## Written task
Search the material for "Gerät" and show all lines that contain it.

## Data supplied
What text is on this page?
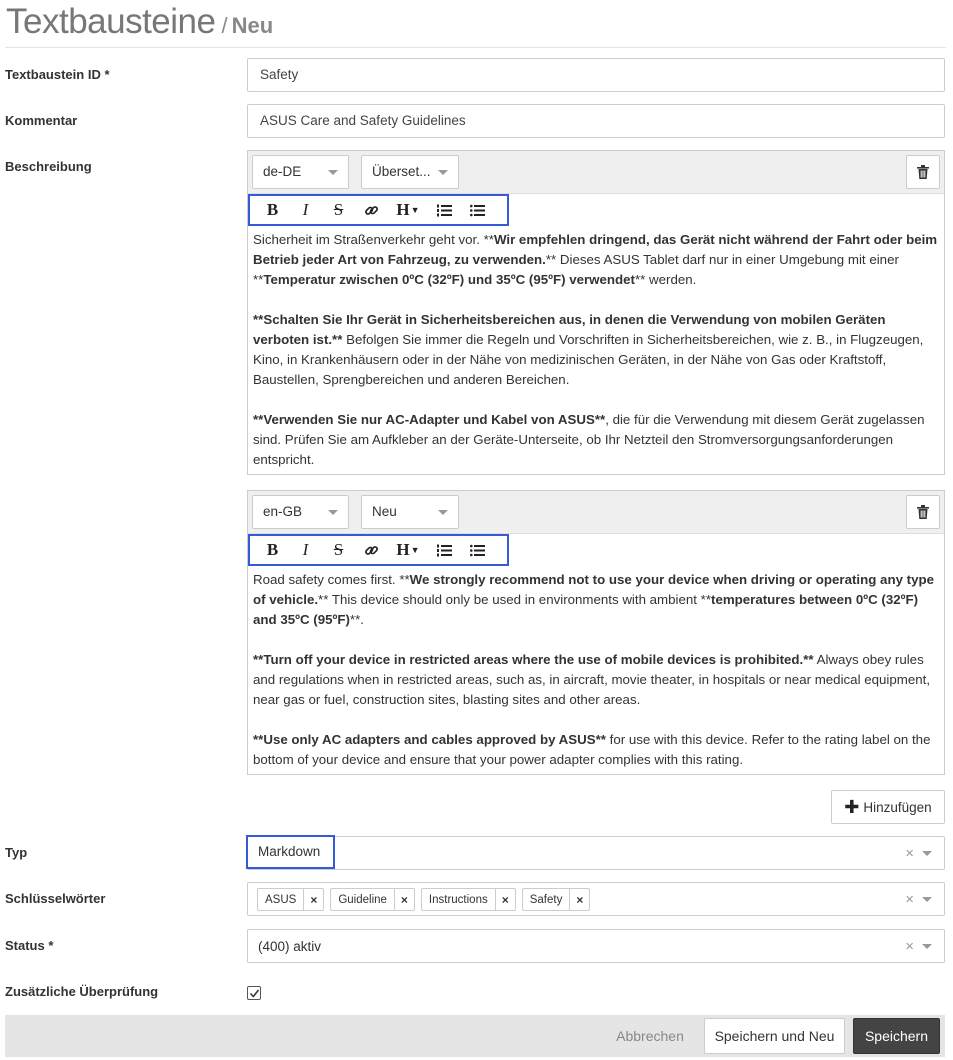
Textbausteine / Neu
Textbaustein ID *	Safety
Kommentar	ASUS Care and Safety Guidelines
Beschreibung	de-DE	Überset...
B	I	S	H ▼

Sicherheit im Straßenverkehr geht vor. **Wir empfehlen dringend, das Gerät nicht während der Fahrt oder beim Betrieb jeder Art von Fahrzeug, zu verwenden.** Dieses ASUS Tablet darf nur in einer Umgebung mit einer **Temperatur zwischen 0ºC (32ºF) und 35ºC (95ºF) verwendet** werden.

**Schalten Sie Ihr Gerät in Sicherheitsbereichen aus, in denen die Verwendung von mobilen Geräten verboten ist.** Befolgen Sie immer die Regeln und Vorschriften in Sicherheitsbereichen, wie z. B., in Flugzeugen, Kino, in Krankenhäusern oder in der Nähe von medizinischen Geräten, in der Nähe von Gas oder Kraftstoff, Baustellen, Sprengbereichen und anderen Bereichen.

**Verwenden Sie nur AC-Adapter und Kabel von ASUS**, die für die Verwendung mit diesem Gerät zugelassen sind. Prüfen Sie am Aufkleber an der Geräte-Unterseite, ob Ihr Netzteil den Stromversorgungsanforderungen entspricht.

en-GB	Neu
B	I	S	H ▼

Road safety comes first. **We strongly recommend not to use your device when driving or operating any type of vehicle.** This device should only be used in environments with ambient **temperatures between 0ºC (32ºF) and 35ºC (95ºF)**.

**Turn off your device in restricted areas where the use of mobile devices is prohibited.** Always obey rules and regulations when in restricted areas, such as, in aircraft, movie theater, in hospitals or near medical equipment, near gas or fuel, construction sites, blasting sites and other areas.

**Use only AC adapters and cables approved by ASUS** for use with this device. Refer to the rating label on the bottom of your device and ensure that your power adapter complies with this rating.

✚ Hinzufügen
Typ	Markdown	×
Schlüsselwörter	ASUS	×	Guideline	×	Instructions	×	Safety	×	×
Status *	(400) aktiv	×
Zusätzliche Überprüfung
Abbrechen	Speichern und Neu	Speichern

## Reply
Sicherheit im Straßenverkehr geht vor. **Wir empfehlen dringend, das Gerät nicht während der Fahrt oder beim Betrieb jeder Art von Fahrzeug, zu verwenden.** Dieses ASUS Tablet darf nur in einer Umgebung mit einer **Temperatur zwischen 0ºC (32ºF) und 35ºC (95ºF) verwendet** werden.
**Schalten Sie Ihr Gerät in Sicherheitsbereichen aus, in denen die Verwendung von mobilen Geräten verboten ist.** Befolgen Sie immer die Regeln und Vorschriften in Sicherheitsbereichen, wie z. B., in Flugzeugen, Kino, in Krankenhäusern oder in der Nähe von medizinischen Geräten, in der Nähe von Gas oder Kraftstoff, Baustellen, Sprengbereichen und anderen Bereichen.
**Verwenden Sie nur AC-Adapter und Kabel von ASUS**, die für die Verwendung mit diesem Gerät zugelassen sind. Prüfen Sie am Aufkleber an der Geräte-Unterseite, ob Ihr Netzteil den Stromversorgungsanforderungen entspricht.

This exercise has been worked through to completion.